**GIVEN TASK:** Omit every image, and transcribe the remaining entries exactly as given.

(Data excerpts)
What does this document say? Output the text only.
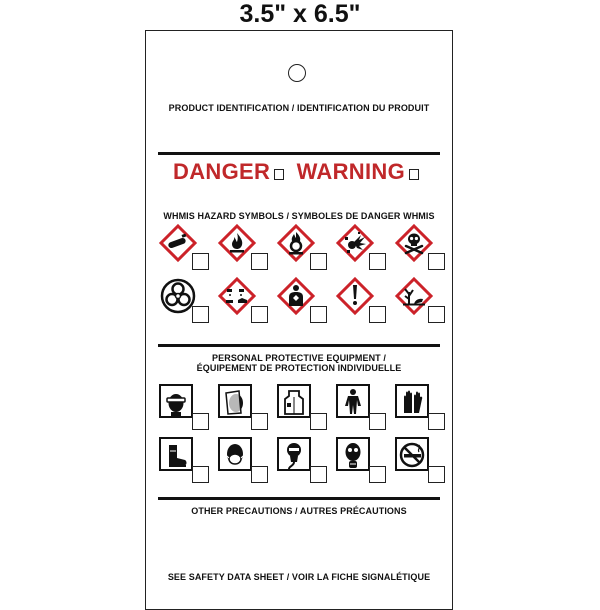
3.5" x 6.5"
PRODUCT IDENTIFICATION / IDENTIFICATION DU PRODUIT
DANGER WARNING
WHMIS HAZARD SYMBOLS / SYMBOLES DE DANGER WHMIS
PERSONAL PROTECTIVE EQUIPMENT /
ÉQUIPEMENT DE PROTECTION INDIVIDUELLE
OTHER PRECAUTIONS / AUTRES PRÉCAUTIONS
SEE SAFETY DATA SHEET / VOIR LA FICHE SIGNALÉTIQUE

**TASK OUTPUT:**
What does this document say? Output the text only.
3.5" x 6.5"
PRODUCT IDENTIFICATION / IDENTIFICATION DU PRODUIT
DANGER WARNING
WHMIS HAZARD SYMBOLS / SYMBOLES DE DANGER WHMIS
PERSONAL PROTECTIVE EQUIPMENT /
ÉQUIPEMENT DE PROTECTION INDIVIDUELLE
OTHER PRECAUTIONS / AUTRES PRÉCAUTIONS
SEE SAFETY DATA SHEET / VOIR LA FICHE SIGNALÉTIQUE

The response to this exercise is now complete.